* _Task to complete_
Gather each line of the entries below that includes "torx".

* _Information given_
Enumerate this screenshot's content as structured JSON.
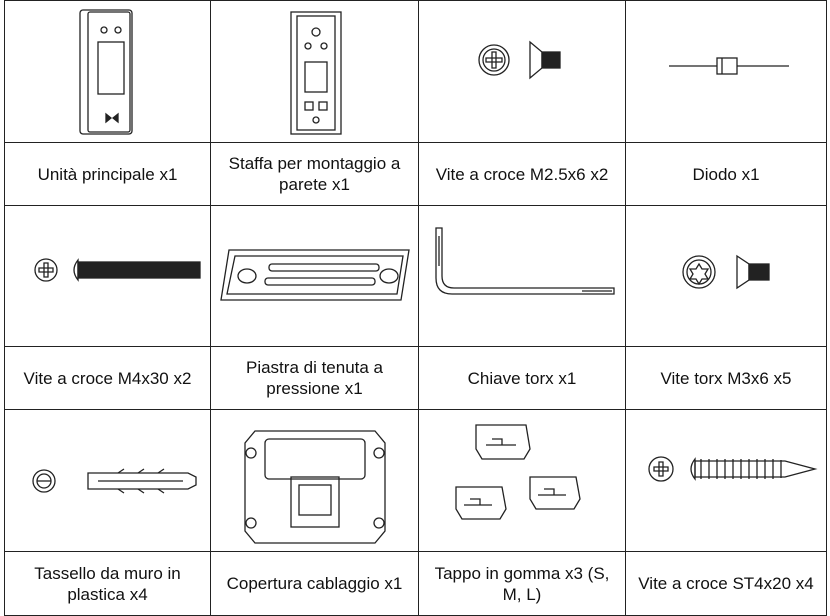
{
  "items": [
    {
      "label": "Unità principale x1"
    },
    {
      "label": "Staffa per montaggio a parete x1"
    },
    {
      "label": "Vite a croce M2.5x6 x2"
    },
    {
      "label": "Diodo x1"
    },
    {
      "label": "Vite a croce M4x30 x2"
    },
    {
      "label": "Piastra di tenuta a pressione x1"
    },
    {
      "label": "Chiave torx x1"
    },
    {
      "label": "Vite torx M3x6 x5"
    },
    {
      "label": "Tassello da muro in plastica x4"
    },
    {
      "label": "Copertura cablaggio x1"
    },
    {
      "label": "Tappo in gomma x3 (S, M, L)"
    },
    {
      "label": "Vite a croce ST4x20 x4"
    }
  ]
}
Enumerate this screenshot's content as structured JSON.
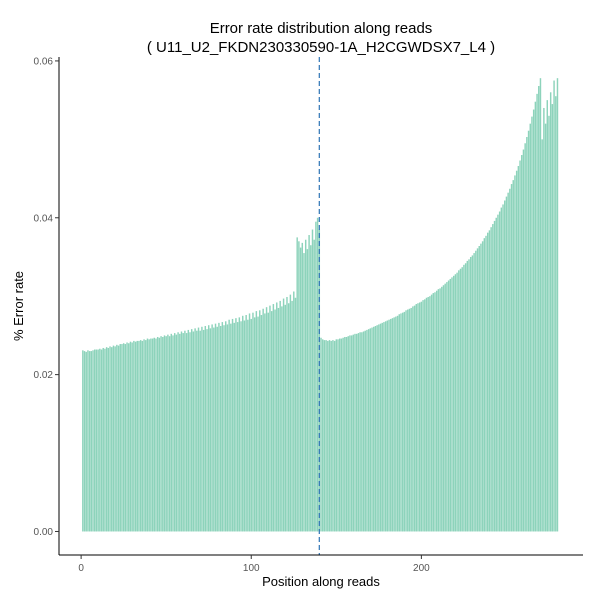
{
  "chart_data": {
    "type": "bar",
    "title": "Error rate distribution along reads",
    "subtitle": "( U11_U2_FKDN230330590-1A_H2CGWDSX7_L4 )",
    "xlabel": "Position along reads",
    "ylabel": "% Error rate",
    "xlim": [
      -13,
      295
    ],
    "ylim": [
      -0.003,
      0.0605
    ],
    "x_ticks": [
      0,
      100,
      200
    ],
    "x_tick_labels": [
      "0",
      "100",
      "200"
    ],
    "y_ticks": [
      0.0,
      0.02,
      0.04,
      0.06
    ],
    "y_tick_labels": [
      "0.00",
      "0.02",
      "0.04",
      "0.06"
    ],
    "vline_x": 140,
    "grid": false,
    "legend": "none",
    "colors": {
      "bar": "#8dd3bb",
      "vline": "#2e74b5",
      "axis": "#000000"
    },
    "read1_x_range": [
      1,
      140
    ],
    "read1_values": [
      0.0231,
      0.023,
      0.0229,
      0.0231,
      0.023,
      0.023,
      0.0231,
      0.0232,
      0.0232,
      0.0232,
      0.0233,
      0.0232,
      0.0234,
      0.0233,
      0.0235,
      0.0234,
      0.0236,
      0.0235,
      0.0237,
      0.0236,
      0.0238,
      0.0237,
      0.0239,
      0.0239,
      0.024,
      0.0239,
      0.0241,
      0.024,
      0.0242,
      0.0241,
      0.0243,
      0.0242,
      0.0243,
      0.0243,
      0.0244,
      0.0243,
      0.0245,
      0.0244,
      0.0246,
      0.0245,
      0.0246,
      0.0246,
      0.0247,
      0.0246,
      0.0248,
      0.0247,
      0.0249,
      0.0248,
      0.025,
      0.0249,
      0.0251,
      0.0249,
      0.0252,
      0.025,
      0.0253,
      0.0251,
      0.0254,
      0.0252,
      0.0255,
      0.0253,
      0.0256,
      0.0253,
      0.0257,
      0.0254,
      0.0258,
      0.0255,
      0.0259,
      0.0256,
      0.026,
      0.0256,
      0.0261,
      0.0257,
      0.0262,
      0.0258,
      0.0263,
      0.0259,
      0.0264,
      0.026,
      0.0265,
      0.0261,
      0.0266,
      0.0262,
      0.0267,
      0.0263,
      0.0268,
      0.0264,
      0.027,
      0.0265,
      0.0271,
      0.0266,
      0.0272,
      0.0267,
      0.0273,
      0.0268,
      0.0275,
      0.0269,
      0.0276,
      0.027,
      0.0278,
      0.0271,
      0.0279,
      0.0273,
      0.0281,
      0.0274,
      0.0282,
      0.0276,
      0.0284,
      0.0278,
      0.0286,
      0.0279,
      0.0288,
      0.0281,
      0.029,
      0.0283,
      0.0292,
      0.0285,
      0.0294,
      0.0287,
      0.0297,
      0.0289,
      0.0299,
      0.0291,
      0.0302,
      0.0294,
      0.0306,
      0.0298,
      0.0375,
      0.037,
      0.0362,
      0.0368,
      0.0355,
      0.0372,
      0.036,
      0.0378,
      0.0365,
      0.0385,
      0.0372,
      0.0395,
      0.04,
      0.0385
    ],
    "read2_x_range": [
      141,
      280
    ],
    "read2_values": [
      0.0247,
      0.0245,
      0.0244,
      0.0244,
      0.0243,
      0.0244,
      0.0243,
      0.0244,
      0.0243,
      0.0245,
      0.0245,
      0.0246,
      0.0246,
      0.0247,
      0.0248,
      0.0248,
      0.0249,
      0.025,
      0.025,
      0.0251,
      0.0252,
      0.0252,
      0.0253,
      0.0254,
      0.0254,
      0.0255,
      0.0256,
      0.0257,
      0.0258,
      0.0259,
      0.026,
      0.0261,
      0.0262,
      0.0263,
      0.0264,
      0.0265,
      0.0266,
      0.0267,
      0.0268,
      0.0269,
      0.027,
      0.0271,
      0.0272,
      0.0273,
      0.0274,
      0.0275,
      0.0277,
      0.0278,
      0.0279,
      0.028,
      0.0282,
      0.0283,
      0.0284,
      0.0285,
      0.0287,
      0.0288,
      0.029,
      0.0291,
      0.0292,
      0.0293,
      0.0295,
      0.0296,
      0.0298,
      0.0299,
      0.03,
      0.0302,
      0.0304,
      0.0305,
      0.0307,
      0.0309,
      0.031,
      0.0312,
      0.0314,
      0.0316,
      0.0318,
      0.032,
      0.0322,
      0.0324,
      0.0326,
      0.0328,
      0.033,
      0.0333,
      0.0335,
      0.0337,
      0.034,
      0.0342,
      0.0345,
      0.0347,
      0.035,
      0.0352,
      0.0355,
      0.0358,
      0.0361,
      0.0364,
      0.0367,
      0.037,
      0.0374,
      0.0377,
      0.0381,
      0.0384,
      0.0388,
      0.0392,
      0.0396,
      0.04,
      0.0404,
      0.0408,
      0.0413,
      0.0417,
      0.0422,
      0.0427,
      0.0432,
      0.0437,
      0.0443,
      0.0448,
      0.0454,
      0.046,
      0.0466,
      0.0473,
      0.048,
      0.0487,
      0.0495,
      0.0503,
      0.0511,
      0.052,
      0.0529,
      0.0538,
      0.0548,
      0.0558,
      0.0568,
      0.0578,
      0.05,
      0.054,
      0.052,
      0.055,
      0.053,
      0.056,
      0.0545,
      0.0575,
      0.0555,
      0.0578
    ]
  }
}
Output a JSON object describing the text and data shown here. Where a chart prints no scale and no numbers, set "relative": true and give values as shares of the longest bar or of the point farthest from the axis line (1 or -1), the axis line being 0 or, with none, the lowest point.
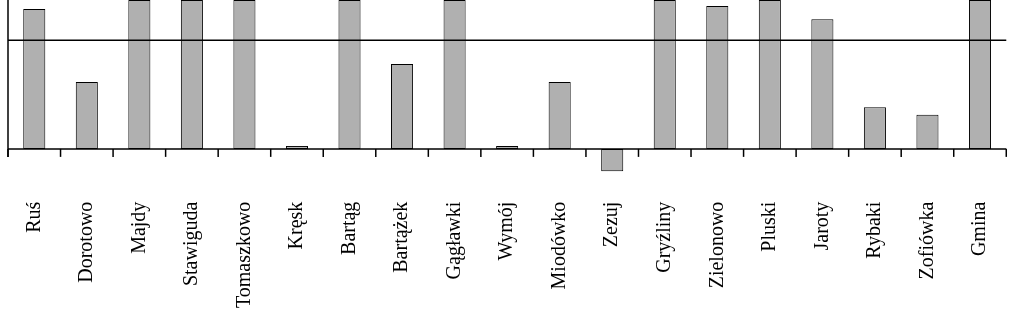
{
  "chart_data": {
    "type": "bar",
    "relative": true,
    "categories": [
      "Ruś",
      "Dorotowo",
      "Majdy",
      "Stawiguda",
      "Tomaszkowo",
      "Kręsk",
      "Bartąg",
      "Bartążek",
      "Gągławki",
      "Wymój",
      "Miodówko",
      "Zezuj",
      "Gryźliny",
      "Zielonowo",
      "Pluski",
      "Jaroty",
      "Rybaki",
      "Zofiówka",
      "Gmina"
    ],
    "values": [
      0.94,
      0.45,
      1,
      1,
      1,
      0.02,
      1,
      0.57,
      1,
      0.02,
      0.45,
      -0.15,
      1,
      0.96,
      1,
      0.87,
      0.28,
      0.23,
      1
    ],
    "color": "#b0b0b0",
    "ref_lines": [
      {
        "axis": "y",
        "value": 0.73,
        "color": "#000000"
      }
    ],
    "grid": false,
    "legend": false
  }
}
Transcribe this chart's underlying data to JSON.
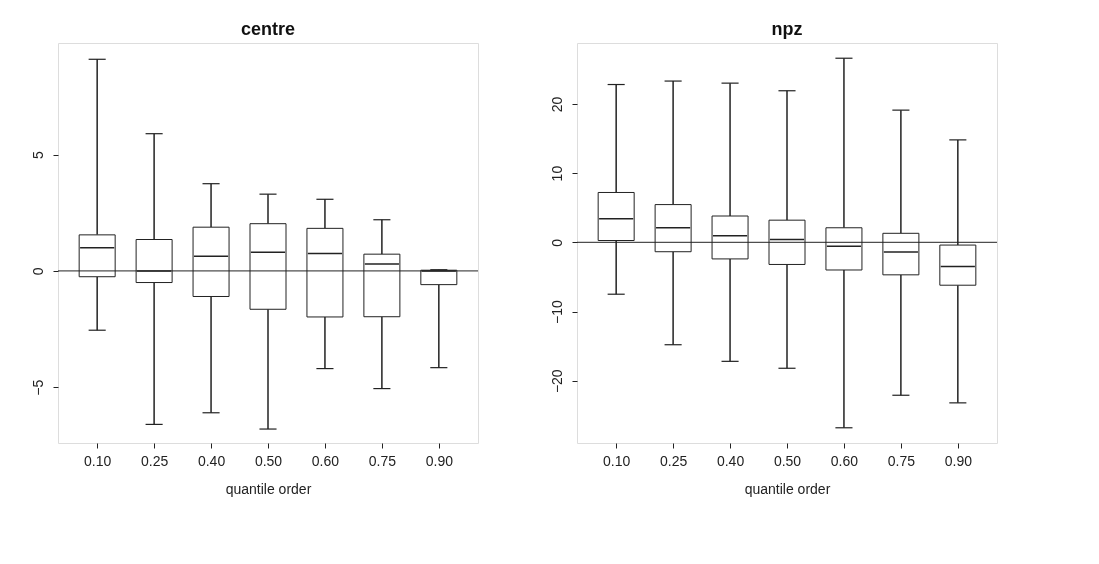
{
  "chart_data": [
    {
      "type": "box",
      "title": "centre",
      "xlabel": "quantile order",
      "categories": [
        "0.10",
        "0.25",
        "0.40",
        "0.50",
        "0.60",
        "0.75",
        "0.90"
      ],
      "boxes": [
        {
          "low": -2.55,
          "q1": -0.25,
          "median": 1.0,
          "q3": 1.55,
          "high": 9.1
        },
        {
          "low": -6.6,
          "q1": -0.5,
          "median": 0.0,
          "q3": 1.35,
          "high": 5.9
        },
        {
          "low": -6.1,
          "q1": -1.1,
          "median": 0.63,
          "q3": 1.88,
          "high": 3.75
        },
        {
          "low": -6.8,
          "q1": -1.65,
          "median": 0.8,
          "q3": 2.03,
          "high": 3.3
        },
        {
          "low": -4.2,
          "q1": -1.98,
          "median": 0.75,
          "q3": 1.83,
          "high": 3.08
        },
        {
          "low": -5.06,
          "q1": -1.97,
          "median": 0.3,
          "q3": 0.72,
          "high": 2.2
        },
        {
          "low": -4.16,
          "q1": -0.59,
          "median": 0.0,
          "q3": 0.03,
          "high": 0.05
        }
      ],
      "ylim": [
        -7.4,
        9.8
      ],
      "yticks": [
        -5,
        0,
        5
      ],
      "ref_lines": [
        {
          "axis": "y",
          "value": 0
        }
      ],
      "grid": false
    },
    {
      "type": "box",
      "title": "npz",
      "xlabel": "quantile order",
      "categories": [
        "0.10",
        "0.25",
        "0.40",
        "0.50",
        "0.60",
        "0.75",
        "0.90"
      ],
      "boxes": [
        {
          "low": -7.5,
          "q1": 0.26,
          "median": 3.4,
          "q3": 7.2,
          "high": 22.8
        },
        {
          "low": -14.8,
          "q1": -1.36,
          "median": 2.1,
          "q3": 5.45,
          "high": 23.3
        },
        {
          "low": -17.2,
          "q1": -2.4,
          "median": 0.94,
          "q3": 3.8,
          "high": 23.0
        },
        {
          "low": -18.2,
          "q1": -3.2,
          "median": 0.4,
          "q3": 3.2,
          "high": 21.9
        },
        {
          "low": -26.8,
          "q1": -4.0,
          "median": -0.58,
          "q3": 2.1,
          "high": 26.6
        },
        {
          "low": -22.1,
          "q1": -4.7,
          "median": -1.4,
          "q3": 1.3,
          "high": 19.1
        },
        {
          "low": -23.2,
          "q1": -6.2,
          "median": -3.5,
          "q3": -0.4,
          "high": 14.8
        }
      ],
      "ylim": [
        -29,
        28.8
      ],
      "yticks": [
        -20,
        -10,
        0,
        10,
        20
      ],
      "ref_lines": [
        {
          "axis": "y",
          "value": 0
        }
      ],
      "grid": false
    }
  ]
}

* _Result of the task_
      "label": "Chiave torx x1"
      "label": "Vite torx M3x6 x5"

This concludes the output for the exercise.